INSTRUCTION →
What follows is a listing; give it again exactly, in its entirety.

Extracted records →
▼
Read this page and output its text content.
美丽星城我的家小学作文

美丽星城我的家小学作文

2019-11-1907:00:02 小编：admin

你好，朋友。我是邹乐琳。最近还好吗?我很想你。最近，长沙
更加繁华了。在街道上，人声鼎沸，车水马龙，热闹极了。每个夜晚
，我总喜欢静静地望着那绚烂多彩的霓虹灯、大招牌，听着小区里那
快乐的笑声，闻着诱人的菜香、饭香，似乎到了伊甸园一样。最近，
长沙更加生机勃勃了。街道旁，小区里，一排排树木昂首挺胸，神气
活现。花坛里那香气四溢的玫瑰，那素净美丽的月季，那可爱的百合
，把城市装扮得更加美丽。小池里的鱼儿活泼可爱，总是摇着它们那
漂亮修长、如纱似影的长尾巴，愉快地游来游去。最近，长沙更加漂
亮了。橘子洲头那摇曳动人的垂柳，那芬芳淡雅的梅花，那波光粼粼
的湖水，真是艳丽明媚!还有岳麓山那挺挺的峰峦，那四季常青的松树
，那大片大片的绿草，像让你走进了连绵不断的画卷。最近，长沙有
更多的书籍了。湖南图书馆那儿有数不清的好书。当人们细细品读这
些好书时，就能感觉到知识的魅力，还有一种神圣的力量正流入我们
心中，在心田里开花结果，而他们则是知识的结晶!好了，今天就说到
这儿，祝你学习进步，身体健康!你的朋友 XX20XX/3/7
▲
WRITTEN ANSWER →
Read this page and output its text content.
美丽星城我的家小学作文

美丽星城我的家小学作文

2019-11-1907:00:02 小编：admin

你好，朋友。我是邹乐琳。最近还好吗?我很想你。最近，长沙
更加繁华了。在街道上，人声鼎沸，车水马龙，热闹极了。每个夜晚
，我总喜欢静静地望着那绚烂多彩的霓虹灯、大招牌，听着小区里那
快乐的笑声，闻着诱人的菜香、饭香，似乎到了伊甸园一样。最近，
长沙更加生机勃勃了。街道旁，小区里，一排排树木昂首挺胸，神气
活现。花坛里那香气四溢的玫瑰，那素净美丽的月季，那可爱的百合
，把城市装扮得更加美丽。小池里的鱼儿活泼可爱，总是摇着它们那
漂亮修长、如纱似影的长尾巴，愉快地游来游去。最近，长沙更加漂
亮了。橘子洲头那摇曳动人的垂柳，那芬芳淡雅的梅花，那波光粼粼
的湖水，真是艳丽明媚!还有岳麓山那挺挺的峰峦，那四季常青的松树
，那大片大片的绿草，像让你走进了连绵不断的画卷。最近，长沙有
更多的书籍了。湖南图书馆那儿有数不清的好书。当人们细细品读这
些好书时，就能感觉到知识的魅力，还有一种神圣的力量正流入我们
心中，在心田里开花结果，而他们则是知识的结晶!好了，今天就说到
这儿，祝你学习进步，身体健康!你的朋友 XX20XX/3/7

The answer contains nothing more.